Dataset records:
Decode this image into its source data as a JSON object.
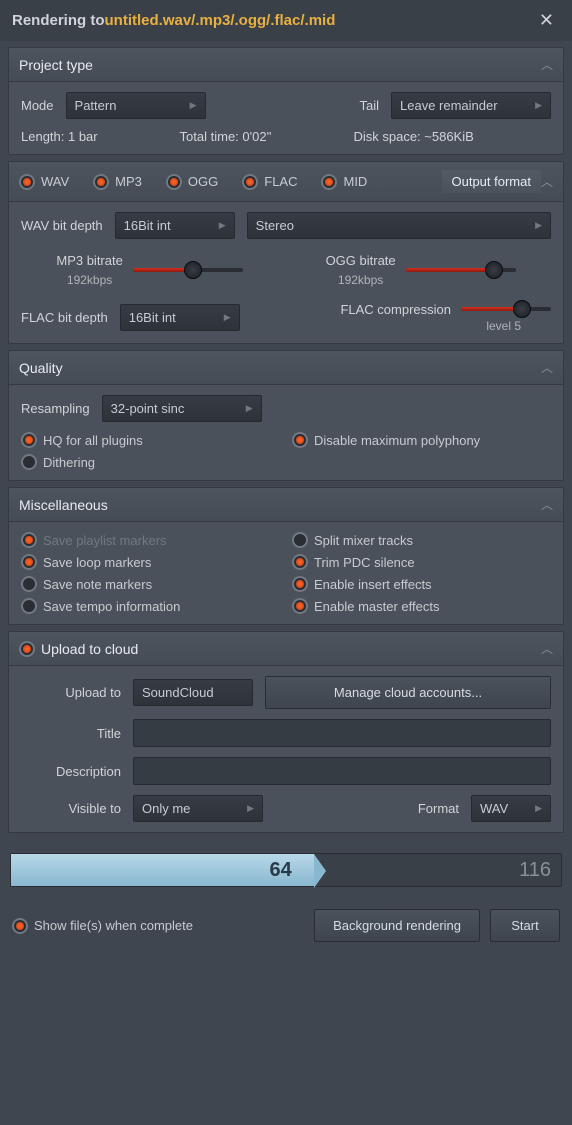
{
  "titlebar": {
    "prefix": "Rendering to ",
    "file": "untitled.wav/.mp3/.ogg/.flac/.mid"
  },
  "project_type": {
    "title": "Project type",
    "mode_label": "Mode",
    "mode_value": "Pattern",
    "tail_label": "Tail",
    "tail_value": "Leave remainder",
    "length": "Length: 1 bar",
    "total_time": "Total time: 0'02''",
    "disk_space": "Disk space: ~586KiB"
  },
  "output_format": {
    "title": "Output format",
    "formats": [
      "WAV",
      "MP3",
      "OGG",
      "FLAC",
      "MID"
    ],
    "wav_bit_depth_label": "WAV bit depth",
    "wav_bit_depth_value": "16Bit int",
    "stereo_value": "Stereo",
    "mp3_bitrate_label": "MP3 bitrate",
    "mp3_bitrate_value": "192kbps",
    "ogg_bitrate_label": "OGG bitrate",
    "ogg_bitrate_value": "192kbps",
    "flac_bit_depth_label": "FLAC bit depth",
    "flac_bit_depth_value": "16Bit int",
    "flac_comp_label": "FLAC compression",
    "flac_comp_value": "level 5"
  },
  "quality": {
    "title": "Quality",
    "resampling_label": "Resampling",
    "resampling_value": "32-point sinc",
    "hq_label": "HQ for all plugins",
    "disable_poly_label": "Disable maximum polyphony",
    "dithering_label": "Dithering"
  },
  "misc": {
    "title": "Miscellaneous",
    "save_playlist": "Save playlist markers",
    "split_mixer": "Split mixer tracks",
    "save_loop": "Save loop markers",
    "trim_pdc": "Trim PDC silence",
    "save_note": "Save note markers",
    "enable_insert": "Enable insert effects",
    "save_tempo": "Save tempo information",
    "enable_master": "Enable master effects"
  },
  "cloud": {
    "title": "Upload to cloud",
    "upload_to_label": "Upload to",
    "upload_to_value": "SoundCloud",
    "manage_label": "Manage cloud accounts...",
    "title_label": "Title",
    "desc_label": "Description",
    "visible_label": "Visible to",
    "visible_value": "Only me",
    "format_label": "Format",
    "format_value": "WAV"
  },
  "progress": {
    "current": "64",
    "total": "116",
    "percent": 55
  },
  "bottom": {
    "show_file_label": "Show file(s) when complete",
    "background_label": "Background rendering",
    "start_label": "Start"
  }
}
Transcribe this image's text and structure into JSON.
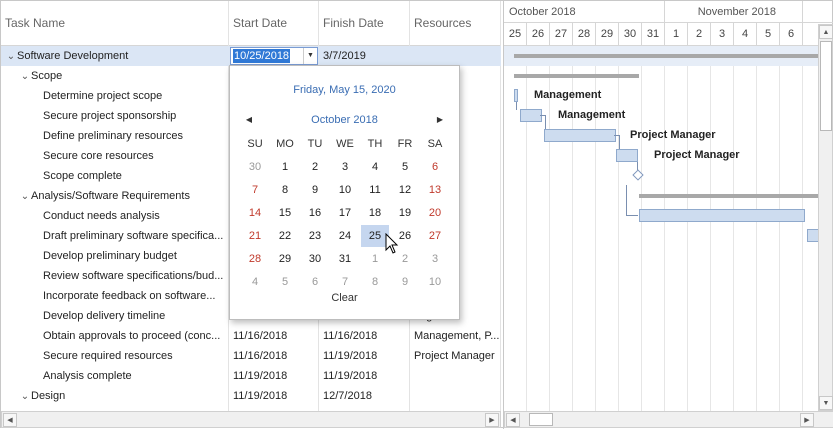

Given problem:
From the records given above, reproduce all text exactly and exclude each picture.

Result for this task:
Decode this image into its source data as a JSON object.
{
  "titlebar": {
    "prefix": "Rendering to ",
    "file": "untitled.wav/.mp3/.ogg/.flac/.mid"
  },
  "project_type": {
    "title": "Project type",
    "mode_label": "Mode",
    "mode_value": "Pattern",
    "tail_label": "Tail",
    "tail_value": "Leave remainder",
    "length": "Length: 1 bar",
    "total_time": "Total time: 0'02''",
    "disk_space": "Disk space: ~586KiB"
  },
  "output_format": {
    "title": "Output format",
    "formats": [
      "WAV",
      "MP3",
      "OGG",
      "FLAC",
      "MID"
    ],
    "wav_bit_depth_label": "WAV bit depth",
    "wav_bit_depth_value": "16Bit int",
    "stereo_value": "Stereo",
    "mp3_bitrate_label": "MP3 bitrate",
    "mp3_bitrate_value": "192kbps",
    "ogg_bitrate_label": "OGG bitrate",
    "ogg_bitrate_value": "192kbps",
    "flac_bit_depth_label": "FLAC bit depth",
    "flac_bit_depth_value": "16Bit int",
    "flac_comp_label": "FLAC compression",
    "flac_comp_value": "level 5"
  },
  "quality": {
    "title": "Quality",
    "resampling_label": "Resampling",
    "resampling_value": "32-point sinc",
    "hq_label": "HQ for all plugins",
    "disable_poly_label": "Disable maximum polyphony",
    "dithering_label": "Dithering"
  },
  "misc": {
    "title": "Miscellaneous",
    "save_playlist": "Save playlist markers",
    "split_mixer": "Split mixer tracks",
    "save_loop": "Save loop markers",
    "trim_pdc": "Trim PDC silence",
    "save_note": "Save note markers",
    "enable_insert": "Enable insert effects",
    "save_tempo": "Save tempo information",
    "enable_master": "Enable master effects"
  },
  "cloud": {
    "title": "Upload to cloud",
    "upload_to_label": "Upload to",
    "upload_to_value": "SoundCloud",
    "manage_label": "Manage cloud accounts...",
    "title_label": "Title",
    "desc_label": "Description",
    "visible_label": "Visible to",
    "visible_value": "Only me",
    "format_label": "Format",
    "format_value": "WAV"
  },
  "progress": {
    "current": "64",
    "total": "116",
    "percent": 55
  },
  "bottom": {
    "show_file_label": "Show file(s) when complete",
    "background_label": "Background rendering",
    "start_label": "Start"
  }
}
Transcribe this image's text and structure into JSON.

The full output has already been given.